-------- Input data

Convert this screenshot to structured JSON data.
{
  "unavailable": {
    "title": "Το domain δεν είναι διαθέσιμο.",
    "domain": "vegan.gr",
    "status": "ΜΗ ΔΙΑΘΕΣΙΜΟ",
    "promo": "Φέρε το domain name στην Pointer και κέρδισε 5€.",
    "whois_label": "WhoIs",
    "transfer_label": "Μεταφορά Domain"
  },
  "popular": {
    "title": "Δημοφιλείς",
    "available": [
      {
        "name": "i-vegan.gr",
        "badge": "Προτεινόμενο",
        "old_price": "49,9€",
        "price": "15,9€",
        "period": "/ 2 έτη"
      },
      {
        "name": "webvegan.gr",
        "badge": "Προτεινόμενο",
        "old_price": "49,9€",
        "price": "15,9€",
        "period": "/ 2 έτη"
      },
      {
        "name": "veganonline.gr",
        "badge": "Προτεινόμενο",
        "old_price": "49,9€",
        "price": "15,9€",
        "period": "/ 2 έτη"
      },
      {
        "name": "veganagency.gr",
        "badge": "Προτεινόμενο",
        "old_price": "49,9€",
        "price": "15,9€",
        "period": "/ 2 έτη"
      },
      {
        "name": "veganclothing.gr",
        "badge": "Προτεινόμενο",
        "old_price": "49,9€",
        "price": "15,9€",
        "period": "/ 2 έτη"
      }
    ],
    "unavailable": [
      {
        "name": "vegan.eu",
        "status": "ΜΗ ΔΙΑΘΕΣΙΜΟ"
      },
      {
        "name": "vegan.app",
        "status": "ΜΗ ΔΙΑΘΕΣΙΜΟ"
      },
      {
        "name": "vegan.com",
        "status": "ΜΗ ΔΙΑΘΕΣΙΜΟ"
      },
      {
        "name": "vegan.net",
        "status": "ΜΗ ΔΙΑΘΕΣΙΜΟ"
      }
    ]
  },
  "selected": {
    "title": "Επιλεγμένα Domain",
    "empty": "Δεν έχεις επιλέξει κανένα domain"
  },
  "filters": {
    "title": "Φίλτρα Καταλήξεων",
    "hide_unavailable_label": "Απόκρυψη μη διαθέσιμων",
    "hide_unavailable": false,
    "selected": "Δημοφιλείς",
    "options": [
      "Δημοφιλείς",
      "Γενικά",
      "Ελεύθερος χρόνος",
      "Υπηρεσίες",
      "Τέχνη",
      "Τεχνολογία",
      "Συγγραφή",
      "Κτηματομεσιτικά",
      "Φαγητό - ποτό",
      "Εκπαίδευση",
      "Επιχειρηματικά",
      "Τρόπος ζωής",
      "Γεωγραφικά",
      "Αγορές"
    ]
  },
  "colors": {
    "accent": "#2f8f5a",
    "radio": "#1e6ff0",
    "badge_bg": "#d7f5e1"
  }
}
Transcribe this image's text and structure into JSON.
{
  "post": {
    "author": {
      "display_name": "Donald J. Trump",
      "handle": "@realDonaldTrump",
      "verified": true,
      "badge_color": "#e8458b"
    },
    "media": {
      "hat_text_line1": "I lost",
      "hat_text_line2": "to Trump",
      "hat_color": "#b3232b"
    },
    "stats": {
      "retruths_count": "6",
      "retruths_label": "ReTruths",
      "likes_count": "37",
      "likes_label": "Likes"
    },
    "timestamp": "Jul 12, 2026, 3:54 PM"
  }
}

----------------

> **What you will do**
Please reproduce each line exactly as written.

> **The reply**
Convert this screenshot to structured JSON data.
{
  "unavailable": {
    "title": "Το domain δεν είναι διαθέσιμο.",
    "domain": "vegan.gr",
    "status": "ΜΗ ΔΙΑΘΕΣΙΜΟ",
    "promo": "Φέρε το domain name στην Pointer και κέρδισε 5€.",
    "whois_label": "WhoIs",
    "transfer_label": "Μεταφορά Domain"
  },
  "popular": {
    "title": "Δημοφιλείς",
    "available": [
      {
        "name": "i-vegan.gr",
        "badge": "Προτεινόμενο",
        "old_price": "49,9€",
        "price": "15,9€",
        "period": "/ 2 έτη"
      },
      {
        "name": "webvegan.gr",
        "badge": "Προτεινόμενο",
        "old_price": "49,9€",
        "price": "15,9€",
        "period": "/ 2 έτη"
      },
      {
        "name": "veganonline.gr",
        "badge": "Προτεινόμενο",
        "old_price": "49,9€",
        "price": "15,9€",
        "period": "/ 2 έτη"
      },
      {
        "name": "veganagency.gr",
        "badge": "Προτεινόμενο",
        "old_price": "49,9€",
        "price": "15,9€",
        "period": "/ 2 έτη"
      },
      {
        "name": "veganclothing.gr",
        "badge": "Προτεινόμενο",
        "old_price": "49,9€",
        "price": "15,9€",
        "period": "/ 2 έτη"
      }
    ],
    "unavailable": [
      {
        "name": "vegan.eu",
        "status": "ΜΗ ΔΙΑΘΕΣΙΜΟ"
      },
      {
        "name": "vegan.app",
        "status": "ΜΗ ΔΙΑΘΕΣΙΜΟ"
      },
      {
        "name": "vegan.com",
        "status": "ΜΗ ΔΙΑΘΕΣΙΜΟ"
      },
      {
        "name": "vegan.net",
        "status": "ΜΗ ΔΙΑΘΕΣΙΜΟ"
      }
    ]
  },
  "selected": {
    "title": "Επιλεγμένα Domain",
    "empty": "Δεν έχεις επιλέξει κανένα domain"
  },
  "filters": {
    "title": "Φίλτρα Καταλήξεων",
    "hide_unavailable_label": "Απόκρυψη μη διαθέσιμων",
    "hide_unavailable": false,
    "selected": "Δημοφιλείς",
    "options": [
      "Δημοφιλείς",
      "Γενικά",
      "Ελεύθερος χρόνος",
      "Υπηρεσίες",
      "Τέχνη",
      "Τεχνολογία",
      "Συγγραφή",
      "Κτηματομεσιτικά",
      "Φαγητό - ποτό",
      "Εκπαίδευση",
      "Επιχειρηματικά",
      "Τρόπος ζωής",
      "Γεωγραφικά",
      "Αγορές"
    ]
  },
  "colors": {
    "accent": "#2f8f5a",
    "radio": "#1e6ff0",
    "badge_bg": "#d7f5e1"
  }
}
Transcribe this image's text and structure into JSON.
{
  "post": {
    "author": {
      "display_name": "Donald J. Trump",
      "handle": "@realDonaldTrump",
      "verified": true,
      "badge_color": "#e8458b"
    },
    "media": {
      "hat_text_line1": "I lost",
      "hat_text_line2": "to Trump",
      "hat_color": "#b3232b"
    },
    "stats": {
      "retruths_count": "6",
      "retruths_label": "ReTruths",
      "likes_count": "37",
      "likes_label": "Likes"
    },
    "timestamp": "Jul 12, 2026, 3:54 PM"
  }
}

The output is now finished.